Prompt: Retype precisely the section of the data that starts at the line containing "Serialize everything readable" and runs to its final line, ends included.

=====

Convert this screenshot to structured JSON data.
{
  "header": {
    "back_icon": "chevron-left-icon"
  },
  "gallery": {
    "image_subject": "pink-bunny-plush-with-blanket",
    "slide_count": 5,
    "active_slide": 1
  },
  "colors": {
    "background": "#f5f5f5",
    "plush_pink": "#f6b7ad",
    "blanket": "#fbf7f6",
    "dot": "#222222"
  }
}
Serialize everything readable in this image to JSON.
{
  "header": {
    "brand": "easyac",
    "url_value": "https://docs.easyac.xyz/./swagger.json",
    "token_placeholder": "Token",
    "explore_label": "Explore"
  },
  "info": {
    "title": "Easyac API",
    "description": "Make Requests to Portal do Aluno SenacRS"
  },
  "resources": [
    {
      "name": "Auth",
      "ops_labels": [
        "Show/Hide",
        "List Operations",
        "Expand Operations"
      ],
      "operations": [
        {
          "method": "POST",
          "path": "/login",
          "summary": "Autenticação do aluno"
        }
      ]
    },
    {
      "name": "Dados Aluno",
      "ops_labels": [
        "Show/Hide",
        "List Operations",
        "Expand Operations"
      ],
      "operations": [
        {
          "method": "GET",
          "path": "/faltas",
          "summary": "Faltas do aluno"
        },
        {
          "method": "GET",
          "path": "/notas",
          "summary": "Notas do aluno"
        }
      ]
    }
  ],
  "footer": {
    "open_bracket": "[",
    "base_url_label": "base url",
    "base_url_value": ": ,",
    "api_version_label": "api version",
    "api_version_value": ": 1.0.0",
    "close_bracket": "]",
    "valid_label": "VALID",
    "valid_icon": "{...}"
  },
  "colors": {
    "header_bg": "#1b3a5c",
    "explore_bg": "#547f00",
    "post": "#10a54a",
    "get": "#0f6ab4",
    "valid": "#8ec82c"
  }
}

=====

Complete response:
Serialize everything readable in this image to JSON.
{
  "header": {
    "brand": "easyac",
    "url_value": "https://docs.easyac.xyz/./swagger.json",
    "token_placeholder": "Token",
    "explore_label": "Explore"
  },
  "info": {
    "title": "Easyac API",
    "description": "Make Requests to Portal do Aluno SenacRS"
  },
  "resources": [
    {
      "name": "Auth",
      "ops_labels": [
        "Show/Hide",
        "List Operations",
        "Expand Operations"
      ],
      "operations": [
        {
          "method": "POST",
          "path": "/login",
          "summary": "Autenticação do aluno"
        }
      ]
    },
    {
      "name": "Dados Aluno",
      "ops_labels": [
        "Show/Hide",
        "List Operations",
        "Expand Operations"
      ],
      "operations": [
        {
          "method": "GET",
          "path": "/faltas",
          "summary": "Faltas do aluno"
        },
        {
          "method": "GET",
          "path": "/notas",
          "summary": "Notas do aluno"
        }
      ]
    }
  ],
  "footer": {
    "open_bracket": "[",
    "base_url_label": "base url",
    "base_url_value": ": ,",
    "api_version_label": "api version",
    "api_version_value": ": 1.0.0",
    "close_bracket": "]",
    "valid_label": "VALID",
    "valid_icon": "{...}"
  },
  "colors": {
    "header_bg": "#1b3a5c",
    "explore_bg": "#547f00",
    "post": "#10a54a",
    "get": "#0f6ab4",
    "valid": "#8ec82c"
  }
}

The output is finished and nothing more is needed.